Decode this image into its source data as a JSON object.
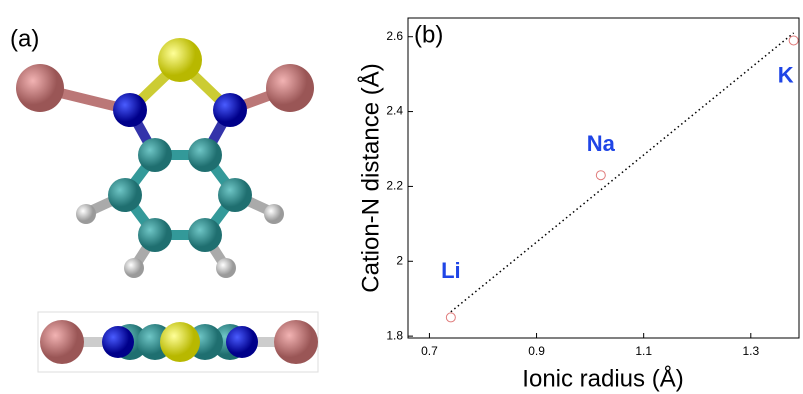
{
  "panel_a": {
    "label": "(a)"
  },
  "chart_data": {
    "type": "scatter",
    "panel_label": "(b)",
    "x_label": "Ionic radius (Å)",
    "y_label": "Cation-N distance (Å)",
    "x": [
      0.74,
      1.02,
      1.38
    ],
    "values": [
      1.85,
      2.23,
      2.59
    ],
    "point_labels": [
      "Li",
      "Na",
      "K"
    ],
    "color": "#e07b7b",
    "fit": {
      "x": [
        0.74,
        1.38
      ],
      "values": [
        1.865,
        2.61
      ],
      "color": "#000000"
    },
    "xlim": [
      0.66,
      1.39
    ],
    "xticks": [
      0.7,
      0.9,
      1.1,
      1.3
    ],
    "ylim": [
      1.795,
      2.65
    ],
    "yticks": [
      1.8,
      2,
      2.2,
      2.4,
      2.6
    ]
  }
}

BRIEF = Take the entries shown above and quote them verbatim, passing over the pictures.

EXERCISE RESPONSE =
Decode this image into its source data as a JSON object.
{
  "panel_a": {
    "label": "(a)"
  },
  "chart_data": {
    "type": "scatter",
    "panel_label": "(b)",
    "x_label": "Ionic radius (Å)",
    "y_label": "Cation-N distance (Å)",
    "x": [
      0.74,
      1.02,
      1.38
    ],
    "values": [
      1.85,
      2.23,
      2.59
    ],
    "point_labels": [
      "Li",
      "Na",
      "K"
    ],
    "color": "#e07b7b",
    "fit": {
      "x": [
        0.74,
        1.38
      ],
      "values": [
        1.865,
        2.61
      ],
      "color": "#000000"
    },
    "xlim": [
      0.66,
      1.39
    ],
    "xticks": [
      0.7,
      0.9,
      1.1,
      1.3
    ],
    "ylim": [
      1.795,
      2.65
    ],
    "yticks": [
      1.8,
      2,
      2.2,
      2.4,
      2.6
    ]
  }
}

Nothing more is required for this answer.